▶ _Exercise directions_: Output all the data exactly. Pictures do not belong in the copy.

▶ _Data supplied_:

◆ ◆ ◆ ◆ ◆ ◆ ◆

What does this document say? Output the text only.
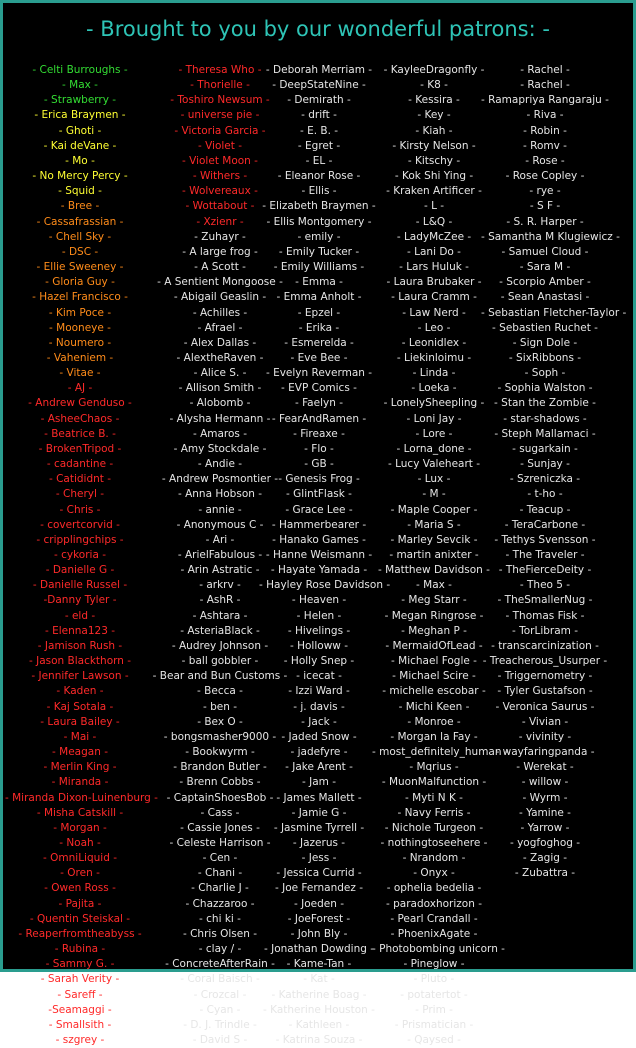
- Brought to you by our wonderful patrons: -
- Celti Burroughs -
- Max -
- Strawberry -
- Erica Braymen -
- Ghoti -
- Kai deVane -
- Mo -
- No Mercy Percy -
- Squid -
- Bree -
- Cassafrassian -
- Chell Sky -
- DSC -
- Ellie Sweeney -
- Gloria Guy -
- Hazel Francisco -
- Kim Poce -
- Mooneye -
- Noumero -
- Vaheniem -
- Vitae -
- AJ -
- Andrew Genduso -
- AsheeChaos -
- Beatrice B. -
- BrokenTripod -
- cadantine -
- Catididnt -
- Cheryl -
- Chris -
- covertcorvid -
- cripplingchips -
- cykoria -
- Danielle G -
- Danielle Russel -
-Danny Tyler -
- eld -
- Elenna123 -
- Jamison Rush -
- Jason Blackthorn -
- Jennifer Lawson -
- Kaden -
- Kaj Sotala -
- Laura Bailey -
- Mai -
- Meagan -
- Merlin King -
- Miranda -
- Miranda Dixon-Luinenburg -
- Misha Catskill -
- Morgan -
- Noah -
- OmniLiquid -
- Oren -
- Owen Ross -
- Pajita -
- Quentin Steiskal -
- Reaperfromtheabyss -
- Rubina -
- Sammy G. -
- Sarah Verity -
- Sareff -
-Seamaggi -
- Smallsith -
- szgrey -
- Theresa Who -
- Thorielle -
- Toshiro Newsum -
- universe pie -
- Victoria Garcia -
- Violet -
- Violet Moon -
- Withers -
- Wolvereaux -
- Wottabout -
- Xzienr -
- Zuhayr -
- A large frog -
- A Scott -
- A Sentient Mongoose -
- Abigail Geaslin -
- Achilles -
- Afrael -
- Alex Dallas -
- AlextheRaven -
- Alice S. -
- Allison Smith -
- Alobomb -
- Alysha Hermann -
- Amaros -
- Amy Stockdale -
- Andie -
- Andrew Posmontier -
- Anna Hobson -
- annie -
- Anonymous C -
- Ari -
- ArielFabulous -
- Arin Astratic -
- arkrv -
- AshR -
- Ashtara -
- AsteriaBlack -
- Audrey Johnson -
- ball gobbler -
- Bear and Bun Customs -
- Becca -
- ben -
- Bex O -
- bongsmasher9000 -
- Bookwyrm -
- Brandon Butler -
- Brenn Cobbs -
- CaptainShoesBob -
- Cass -
- Cassie Jones -
- Celeste Harrison -
- Cen -
- Chani -
- Charlie J -
- Chazzaroo -
- chi ki -
- Chris Olsen -
- clay / -
- ConcreteAfterRain -
- Coral Baisch -
- Crozcal -
- Cyan -
- D. J. Trindle -
- David S -
- Deborah Merriam -
- DeepStateNine -
- Demirath -
- drift -
- E. B. -
- Egret -
- EL -
- Eleanor Rose -
- Ellis -
- Elizabeth Braymen -
- Ellis Montgomery -
- emily -
- Emily Tucker -
- Emily Williams -
- Emma -
- Emma Anholt -
- Epzel -
- Erika -
- Esmerelda -
- Eve Bee -
- Evelyn Reverman -
- EVP Comics -
- Faelyn -
- FearAndRamen -
- Fireaxe -
- Flo -
- GB -
- Genesis Frog -
- GlintFlask -
- Grace Lee -
- Hammerbearer -
- Hanako Games -
- Hanne Weismann -
- Hayate Yamada -
- Hayley Rose Davidson -
- Heaven -
- Helen -
- Hivelings -
- Holloww -
- Holly Snep -
- icecat -
- Izzi Ward -
- j. davis -
- Jack -
- Jaded Snow -
- jadefyre -
- Jake Arent -
- Jam -
- James Mallett -
- Jamie G -
- Jasmine Tyrrell -
- Jazerus -
- Jess -
- Jessica Currid -
- Joe Fernandez -
- Joeden -
- JoeForest -
- John Bly -
- Jonathan Dowding -
- Kame-Tan -
- Kat -
- Katherine Boag -
- Katherine Houston -
- Kathleen -
- Katrina Souza -
- KayleeDragonfly -
- K8 -
- Kessira -
- Key -
- Kiah -
- Kirsty Nelson -
- Kitschy -
- Kok Shi Ying -
- Kraken Artificer -
- L -
- L&Q -
- LadyMcZee -
- Lani Do -
- Lars Huluk -
- Laura Brubaker -
- Laura Cramm -
- Law Nerd -
- Leo -
- Leonidlex -
- Liekinloimu -
- Linda -
- Loeka -
- LonelySheepling -
- Loni Jay -
- Lore -
- Lorna_done -
- Lucy Valeheart -
- Lux -
- M -
- Maple Cooper -
- Maria S -
- Marley Sevcik -
- martin anixter -
- Matthew Davidson -
- Max -
- Meg Starr -
- Megan Ringrose -
- Meghan P -
- MermaidOfLead -
- Michael Fogle -
- Michael Scire -
- michelle escobar -
- Michi Keen -
- Monroe -
- Morgan la Fay -
- most_definitely_human -
- Mqrius -
- MuonMalfunction -
- Myti N K -
- Navy Ferris -
- Nichole Turgeon -
- nothingtoseehere -
- Nrandom -
- Onyx -
- ophelia bedelia -
- paradoxhorizon -
- Pearl Crandall -
- PhoenixAgate -
- Photobombing unicorn -
- Pineglow -
- Pluto -
- potatertot -
- Prim -
- Prismatician -
- Qaysed -
- Rachel -
- Rachel -
- Ramapriya Rangaraju -
- Riva -
- Robin -
- Romv -
- Rose -
- Rose Copley -
- rye -
- S F -
- S. R. Harper -
- Samantha M Klugiewicz -
- Samuel Cloud -
- Sara M -
- Scorpio Amber -
- Sean Anastasi -
- Sebastian Fletcher-Taylor -
- Sebastien Ruchet -
- Sign Dole -
- SixRibbons -
- Soph -
- Sophia Walston -
- Stan the Zombie -
- star-shadows -
- Steph Mallamaci -
- sugarkain -
- Sunjay -
- Szreniczka -
- t-ho -
- Teacup -
- TeraCarbone -
- Tethys Svensson -
- The Traveler -
- TheFierceDeity -
- Theo 5 -
- TheSmallerNug -
- Thomas Fisk -
- TorLibram -
- transcarcinization -
- Treacherous_Usurper -
- Triggernometry -
- Tyler Gustafson -
- Veronica Saurus -
- Vivian -
- vivinity -
- wayfaringpanda -
- Werekat -
- willow -
- Wyrm -
- Yamine -
- Yarrow -
- yogfoghog -
- Zagig -
- Zubattra -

◆ ◆ ◆ ◆ ◆ ◆ ◆

▶ _Reply_:
What does this document say? Output the text only.
- Brought to you by our wonderful patrons: -
- Celti Burroughs -
- Max -
- Strawberry -
- Erica Braymen -
- Ghoti -
- Kai deVane -
- Mo -
- No Mercy Percy -
- Squid -
- Bree -
- Cassafrassian -
- Chell Sky -
- DSC -
- Ellie Sweeney -
- Gloria Guy -
- Hazel Francisco -
- Kim Poce -
- Mooneye -
- Noumero -
- Vaheniem -
- Vitae -
- AJ -
- Andrew Genduso -
- AsheeChaos -
- Beatrice B. -
- BrokenTripod -
- cadantine -
- Catididnt -
- Cheryl -
- Chris -
- covertcorvid -
- cripplingchips -
- cykoria -
- Danielle G -
- Danielle Russel -
-Danny Tyler -
- eld -
- Elenna123 -
- Jamison Rush -
- Jason Blackthorn -
- Jennifer Lawson -
- Kaden -
- Kaj Sotala -
- Laura Bailey -
- Mai -
- Meagan -
- Merlin King -
- Miranda -
- Miranda Dixon-Luinenburg -
- Misha Catskill -
- Morgan -
- Noah -
- OmniLiquid -
- Oren -
- Owen Ross -
- Pajita -
- Quentin Steiskal -
- Reaperfromtheabyss -
- Rubina -
- Sammy G. -
- Sarah Verity -
- Sareff -
-Seamaggi -
- Smallsith -
- szgrey -
- Theresa Who -
- Thorielle -
- Toshiro Newsum -
- universe pie -
- Victoria Garcia -
- Violet -
- Violet Moon -
- Withers -
- Wolvereaux -
- Wottabout -
- Xzienr -
- Zuhayr -
- A large frog -
- A Scott -
- A Sentient Mongoose -
- Abigail Geaslin -
- Achilles -
- Afrael -
- Alex Dallas -
- AlextheRaven -
- Alice S. -
- Allison Smith -
- Alobomb -
- Alysha Hermann -
- Amaros -
- Amy Stockdale -
- Andie -
- Andrew Posmontier -
- Anna Hobson -
- annie -
- Anonymous C -
- Ari -
- ArielFabulous -
- Arin Astratic -
- arkrv -
- AshR -
- Ashtara -
- AsteriaBlack -
- Audrey Johnson -
- ball gobbler -
- Bear and Bun Customs -
- Becca -
- ben -
- Bex O -
- bongsmasher9000 -
- Bookwyrm -
- Brandon Butler -
- Brenn Cobbs -
- CaptainShoesBob -
- Cass -
- Cassie Jones -
- Celeste Harrison -
- Cen -
- Chani -
- Charlie J -
- Chazzaroo -
- chi ki -
- Chris Olsen -
- clay / -
- ConcreteAfterRain -
- Coral Baisch -
- Crozcal -
- Cyan -
- D. J. Trindle -
- David S -
- Deborah Merriam -
- DeepStateNine -
- Demirath -
- drift -
- E. B. -
- Egret -
- EL -
- Eleanor Rose -
- Ellis -
- Elizabeth Braymen -
- Ellis Montgomery -
- emily -
- Emily Tucker -
- Emily Williams -
- Emma -
- Emma Anholt -
- Epzel -
- Erika -
- Esmerelda -
- Eve Bee -
- Evelyn Reverman -
- EVP Comics -
- Faelyn -
- FearAndRamen -
- Fireaxe -
- Flo -
- GB -
- Genesis Frog -
- GlintFlask -
- Grace Lee -
- Hammerbearer -
- Hanako Games -
- Hanne Weismann -
- Hayate Yamada -
- Hayley Rose Davidson -
- Heaven -
- Helen -
- Hivelings -
- Holloww -
- Holly Snep -
- icecat -
- Izzi Ward -
- j. davis -
- Jack -
- Jaded Snow -
- jadefyre -
- Jake Arent -
- Jam -
- James Mallett -
- Jamie G -
- Jasmine Tyrrell -
- Jazerus -
- Jess -
- Jessica Currid -
- Joe Fernandez -
- Joeden -
- JoeForest -
- John Bly -
- Jonathan Dowding -
- Kame-Tan -
- Kat -
- Katherine Boag -
- Katherine Houston -
- Kathleen -
- Katrina Souza -
- KayleeDragonfly -
- K8 -
- Kessira -
- Key -
- Kiah -
- Kirsty Nelson -
- Kitschy -
- Kok Shi Ying -
- Kraken Artificer -
- L -
- L&Q -
- LadyMcZee -
- Lani Do -
- Lars Huluk -
- Laura Brubaker -
- Laura Cramm -
- Law Nerd -
- Leo -
- Leonidlex -
- Liekinloimu -
- Linda -
- Loeka -
- LonelySheepling -
- Loni Jay -
- Lore -
- Lorna_done -
- Lucy Valeheart -
- Lux -
- M -
- Maple Cooper -
- Maria S -
- Marley Sevcik -
- martin anixter -
- Matthew Davidson -
- Max -
- Meg Starr -
- Megan Ringrose -
- Meghan P -
- MermaidOfLead -
- Michael Fogle -
- Michael Scire -
- michelle escobar -
- Michi Keen -
- Monroe -
- Morgan la Fay -
- most_definitely_human -
- Mqrius -
- MuonMalfunction -
- Myti N K -
- Navy Ferris -
- Nichole Turgeon -
- nothingtoseehere -
- Nrandom -
- Onyx -
- ophelia bedelia -
- paradoxhorizon -
- Pearl Crandall -
- PhoenixAgate -
- Photobombing unicorn -
- Pineglow -
- Pluto -
- potatertot -
- Prim -
- Prismatician -
- Qaysed -
- Rachel -
- Rachel -
- Ramapriya Rangaraju -
- Riva -
- Robin -
- Romv -
- Rose -
- Rose Copley -
- rye -
- S F -
- S. R. Harper -
- Samantha M Klugiewicz -
- Samuel Cloud -
- Sara M -
- Scorpio Amber -
- Sean Anastasi -
- Sebastian Fletcher-Taylor -
- Sebastien Ruchet -
- Sign Dole -
- SixRibbons -
- Soph -
- Sophia Walston -
- Stan the Zombie -
- star-shadows -
- Steph Mallamaci -
- sugarkain -
- Sunjay -
- Szreniczka -
- t-ho -
- Teacup -
- TeraCarbone -
- Tethys Svensson -
- The Traveler -
- TheFierceDeity -
- Theo 5 -
- TheSmallerNug -
- Thomas Fisk -
- TorLibram -
- transcarcinization -
- Treacherous_Usurper -
- Triggernometry -
- Tyler Gustafson -
- Veronica Saurus -
- Vivian -
- vivinity -
- wayfaringpanda -
- Werekat -
- willow -
- Wyrm -
- Yamine -
- Yarrow -
- yogfoghog -
- Zagig -
- Zubattra -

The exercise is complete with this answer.